*** DATA SUPPLIED

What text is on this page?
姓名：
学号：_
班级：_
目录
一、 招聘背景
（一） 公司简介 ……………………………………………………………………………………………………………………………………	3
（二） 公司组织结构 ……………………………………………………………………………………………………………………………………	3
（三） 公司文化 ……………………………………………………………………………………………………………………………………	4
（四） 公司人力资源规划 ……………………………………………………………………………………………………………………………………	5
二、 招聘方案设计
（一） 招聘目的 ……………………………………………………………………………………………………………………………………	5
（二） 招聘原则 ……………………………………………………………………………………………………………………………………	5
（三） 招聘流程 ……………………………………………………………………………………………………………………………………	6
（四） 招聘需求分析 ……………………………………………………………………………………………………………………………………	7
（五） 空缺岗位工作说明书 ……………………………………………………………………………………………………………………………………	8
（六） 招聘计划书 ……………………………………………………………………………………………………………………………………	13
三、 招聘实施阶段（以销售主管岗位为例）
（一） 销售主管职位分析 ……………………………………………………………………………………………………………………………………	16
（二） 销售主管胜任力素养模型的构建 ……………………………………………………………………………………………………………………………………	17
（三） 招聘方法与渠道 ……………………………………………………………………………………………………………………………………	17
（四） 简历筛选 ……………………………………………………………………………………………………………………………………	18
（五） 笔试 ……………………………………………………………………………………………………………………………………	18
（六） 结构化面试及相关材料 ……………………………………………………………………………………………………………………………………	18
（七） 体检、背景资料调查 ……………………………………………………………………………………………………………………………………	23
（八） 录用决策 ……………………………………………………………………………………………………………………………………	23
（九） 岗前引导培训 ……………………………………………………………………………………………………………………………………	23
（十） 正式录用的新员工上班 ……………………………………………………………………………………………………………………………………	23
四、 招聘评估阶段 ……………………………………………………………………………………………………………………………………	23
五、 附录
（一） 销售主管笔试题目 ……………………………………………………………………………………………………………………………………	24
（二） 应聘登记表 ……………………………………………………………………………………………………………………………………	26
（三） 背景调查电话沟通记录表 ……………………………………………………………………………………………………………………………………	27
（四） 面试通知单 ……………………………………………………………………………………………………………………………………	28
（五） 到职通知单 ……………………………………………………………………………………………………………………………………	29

******

• GIVEN PROBLEM:
Print the material once more, exactly.

• THE REPLY:
What text is on this page?
姓名：
学号：_
班级：_
目录
一、 招聘背景
（一） 公司简介 ……………………………………………………………………………………………………………………………………	3
（二） 公司组织结构 ……………………………………………………………………………………………………………………………………	3
（三） 公司文化 ……………………………………………………………………………………………………………………………………	4
（四） 公司人力资源规划 ……………………………………………………………………………………………………………………………………	5
二、 招聘方案设计
（一） 招聘目的 ……………………………………………………………………………………………………………………………………	5
（二） 招聘原则 ……………………………………………………………………………………………………………………………………	5
（三） 招聘流程 ……………………………………………………………………………………………………………………………………	6
（四） 招聘需求分析 ……………………………………………………………………………………………………………………………………	7
（五） 空缺岗位工作说明书 ……………………………………………………………………………………………………………………………………	8
（六） 招聘计划书 ……………………………………………………………………………………………………………………………………	13
三、 招聘实施阶段（以销售主管岗位为例）
（一） 销售主管职位分析 ……………………………………………………………………………………………………………………………………	16
（二） 销售主管胜任力素养模型的构建 ……………………………………………………………………………………………………………………………………	17
（三） 招聘方法与渠道 ……………………………………………………………………………………………………………………………………	17
（四） 简历筛选 ……………………………………………………………………………………………………………………………………	18
（五） 笔试 ……………………………………………………………………………………………………………………………………	18
（六） 结构化面试及相关材料 ……………………………………………………………………………………………………………………………………	18
（七） 体检、背景资料调查 ……………………………………………………………………………………………………………………………………	23
（八） 录用决策 ……………………………………………………………………………………………………………………………………	23
（九） 岗前引导培训 ……………………………………………………………………………………………………………………………………	23
（十） 正式录用的新员工上班 ……………………………………………………………………………………………………………………………………	23
四、 招聘评估阶段 ……………………………………………………………………………………………………………………………………	23
五、 附录
（一） 销售主管笔试题目 ……………………………………………………………………………………………………………………………………	24
（二） 应聘登记表 ……………………………………………………………………………………………………………………………………	26
（三） 背景调查电话沟通记录表 ……………………………………………………………………………………………………………………………………	27
（四） 面试通知单 ……………………………………………………………………………………………………………………………………	28
（五） 到职通知单 ……………………………………………………………………………………………………………………………………	29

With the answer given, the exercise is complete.